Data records

------------------------

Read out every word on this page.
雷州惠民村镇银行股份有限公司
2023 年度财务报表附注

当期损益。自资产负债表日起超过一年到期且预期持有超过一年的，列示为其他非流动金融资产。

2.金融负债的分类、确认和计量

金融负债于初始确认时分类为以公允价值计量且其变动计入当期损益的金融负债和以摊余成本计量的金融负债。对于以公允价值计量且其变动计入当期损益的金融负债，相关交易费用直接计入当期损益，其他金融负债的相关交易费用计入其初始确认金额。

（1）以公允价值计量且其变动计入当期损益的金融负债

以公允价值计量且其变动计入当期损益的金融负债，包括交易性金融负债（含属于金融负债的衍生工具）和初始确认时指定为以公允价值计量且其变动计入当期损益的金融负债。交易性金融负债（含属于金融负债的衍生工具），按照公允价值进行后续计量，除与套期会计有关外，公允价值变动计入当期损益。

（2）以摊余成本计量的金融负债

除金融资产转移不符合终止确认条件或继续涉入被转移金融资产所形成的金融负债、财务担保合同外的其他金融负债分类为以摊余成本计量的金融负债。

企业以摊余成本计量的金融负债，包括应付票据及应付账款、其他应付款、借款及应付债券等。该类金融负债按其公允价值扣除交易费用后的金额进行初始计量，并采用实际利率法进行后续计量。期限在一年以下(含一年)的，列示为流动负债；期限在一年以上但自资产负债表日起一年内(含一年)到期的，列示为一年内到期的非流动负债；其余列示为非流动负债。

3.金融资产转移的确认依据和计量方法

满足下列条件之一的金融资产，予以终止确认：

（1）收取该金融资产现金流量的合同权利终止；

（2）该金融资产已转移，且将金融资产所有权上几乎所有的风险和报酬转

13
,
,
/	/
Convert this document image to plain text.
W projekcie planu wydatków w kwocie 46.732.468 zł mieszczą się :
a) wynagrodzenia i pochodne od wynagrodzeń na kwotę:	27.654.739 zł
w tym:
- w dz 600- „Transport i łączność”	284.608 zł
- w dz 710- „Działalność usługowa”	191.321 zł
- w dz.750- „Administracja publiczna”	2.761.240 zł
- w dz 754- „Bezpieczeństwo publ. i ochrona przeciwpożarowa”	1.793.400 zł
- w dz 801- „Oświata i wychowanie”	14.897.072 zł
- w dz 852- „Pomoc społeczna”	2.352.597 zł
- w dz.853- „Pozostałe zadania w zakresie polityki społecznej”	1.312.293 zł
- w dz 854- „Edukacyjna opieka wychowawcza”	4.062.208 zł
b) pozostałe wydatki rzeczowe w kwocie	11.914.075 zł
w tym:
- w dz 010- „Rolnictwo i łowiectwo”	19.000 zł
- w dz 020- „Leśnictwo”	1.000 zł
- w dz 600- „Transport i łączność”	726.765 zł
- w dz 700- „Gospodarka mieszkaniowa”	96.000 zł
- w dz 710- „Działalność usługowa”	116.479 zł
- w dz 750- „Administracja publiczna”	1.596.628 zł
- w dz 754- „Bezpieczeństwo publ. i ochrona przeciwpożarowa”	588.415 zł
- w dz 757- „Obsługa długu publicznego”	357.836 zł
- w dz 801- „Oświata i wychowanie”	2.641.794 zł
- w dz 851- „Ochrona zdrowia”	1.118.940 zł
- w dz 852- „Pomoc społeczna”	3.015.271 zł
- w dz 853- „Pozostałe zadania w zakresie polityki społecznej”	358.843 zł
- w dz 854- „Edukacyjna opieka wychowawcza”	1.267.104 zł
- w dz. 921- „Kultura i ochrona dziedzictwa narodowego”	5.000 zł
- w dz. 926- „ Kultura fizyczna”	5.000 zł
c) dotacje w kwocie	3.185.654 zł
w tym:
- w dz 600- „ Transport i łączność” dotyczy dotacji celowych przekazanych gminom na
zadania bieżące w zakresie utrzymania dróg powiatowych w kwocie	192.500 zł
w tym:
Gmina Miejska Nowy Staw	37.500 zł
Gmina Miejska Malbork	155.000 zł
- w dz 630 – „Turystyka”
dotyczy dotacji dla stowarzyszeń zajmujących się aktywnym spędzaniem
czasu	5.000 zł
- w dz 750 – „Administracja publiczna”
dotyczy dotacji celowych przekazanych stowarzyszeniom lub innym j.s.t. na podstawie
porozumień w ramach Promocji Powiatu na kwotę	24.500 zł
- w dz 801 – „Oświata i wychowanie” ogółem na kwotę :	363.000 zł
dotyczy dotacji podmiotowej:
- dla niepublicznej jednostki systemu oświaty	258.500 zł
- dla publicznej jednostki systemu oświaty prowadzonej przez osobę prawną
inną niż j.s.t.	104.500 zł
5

------------------------

The exercise -> Please restate the whole listing word for word.

Exercise solution ->
Read out every word on this page.
雷州惠民村镇银行股份有限公司
2023 年度财务报表附注

当期损益。自资产负债表日起超过一年到期且预期持有超过一年的，列示为其他非流动金融资产。

2.金融负债的分类、确认和计量

金融负债于初始确认时分类为以公允价值计量且其变动计入当期损益的金融负债和以摊余成本计量的金融负债。对于以公允价值计量且其变动计入当期损益的金融负债，相关交易费用直接计入当期损益，其他金融负债的相关交易费用计入其初始确认金额。

（1）以公允价值计量且其变动计入当期损益的金融负债

以公允价值计量且其变动计入当期损益的金融负债，包括交易性金融负债（含属于金融负债的衍生工具）和初始确认时指定为以公允价值计量且其变动计入当期损益的金融负债。交易性金融负债（含属于金融负债的衍生工具），按照公允价值进行后续计量，除与套期会计有关外，公允价值变动计入当期损益。

（2）以摊余成本计量的金融负债

除金融资产转移不符合终止确认条件或继续涉入被转移金融资产所形成的金融负债、财务担保合同外的其他金融负债分类为以摊余成本计量的金融负债。

企业以摊余成本计量的金融负债，包括应付票据及应付账款、其他应付款、借款及应付债券等。该类金融负债按其公允价值扣除交易费用后的金额进行初始计量，并采用实际利率法进行后续计量。期限在一年以下(含一年)的，列示为流动负债；期限在一年以上但自资产负债表日起一年内(含一年)到期的，列示为一年内到期的非流动负债；其余列示为非流动负债。

3.金融资产转移的确认依据和计量方法

满足下列条件之一的金融资产，予以终止确认：

（1）收取该金融资产现金流量的合同权利终止；

（2）该金融资产已转移，且将金融资产所有权上几乎所有的风险和报酬转

13
,
,
/	/
Convert this document image to plain text.
W projekcie planu wydatków w kwocie 46.732.468 zł mieszczą się :
a) wynagrodzenia i pochodne od wynagrodzeń na kwotę:	27.654.739 zł
w tym:
- w dz 600- „Transport i łączność”	284.608 zł
- w dz 710- „Działalność usługowa”	191.321 zł
- w dz.750- „Administracja publiczna”	2.761.240 zł
- w dz 754- „Bezpieczeństwo publ. i ochrona przeciwpożarowa”	1.793.400 zł
- w dz 801- „Oświata i wychowanie”	14.897.072 zł
- w dz 852- „Pomoc społeczna”	2.352.597 zł
- w dz.853- „Pozostałe zadania w zakresie polityki społecznej”	1.312.293 zł
- w dz 854- „Edukacyjna opieka wychowawcza”	4.062.208 zł
b) pozostałe wydatki rzeczowe w kwocie	11.914.075 zł
w tym:
- w dz 010- „Rolnictwo i łowiectwo”	19.000 zł
- w dz 020- „Leśnictwo”	1.000 zł
- w dz 600- „Transport i łączność”	726.765 zł
- w dz 700- „Gospodarka mieszkaniowa”	96.000 zł
- w dz 710- „Działalność usługowa”	116.479 zł
- w dz 750- „Administracja publiczna”	1.596.628 zł
- w dz 754- „Bezpieczeństwo publ. i ochrona przeciwpożarowa”	588.415 zł
- w dz 757- „Obsługa długu publicznego”	357.836 zł
- w dz 801- „Oświata i wychowanie”	2.641.794 zł
- w dz 851- „Ochrona zdrowia”	1.118.940 zł
- w dz 852- „Pomoc społeczna”	3.015.271 zł
- w dz 853- „Pozostałe zadania w zakresie polityki społecznej”	358.843 zł
- w dz 854- „Edukacyjna opieka wychowawcza”	1.267.104 zł
- w dz. 921- „Kultura i ochrona dziedzictwa narodowego”	5.000 zł
- w dz. 926- „ Kultura fizyczna”	5.000 zł
c) dotacje w kwocie	3.185.654 zł
w tym:
- w dz 600- „ Transport i łączność” dotyczy dotacji celowych przekazanych gminom na
zadania bieżące w zakresie utrzymania dróg powiatowych w kwocie	192.500 zł
w tym:
Gmina Miejska Nowy Staw	37.500 zł
Gmina Miejska Malbork	155.000 zł
- w dz 630 – „Turystyka”
dotyczy dotacji dla stowarzyszeń zajmujących się aktywnym spędzaniem
czasu	5.000 zł
- w dz 750 – „Administracja publiczna”
dotyczy dotacji celowych przekazanych stowarzyszeniom lub innym j.s.t. na podstawie
porozumień w ramach Promocji Powiatu na kwotę	24.500 zł
- w dz 801 – „Oświata i wychowanie” ogółem na kwotę :	363.000 zł
dotyczy dotacji podmiotowej:
- dla niepublicznej jednostki systemu oświaty	258.500 zł
- dla publicznej jednostki systemu oświaty prowadzonej przez osobę prawną
inną niż j.s.t.	104.500 zł
5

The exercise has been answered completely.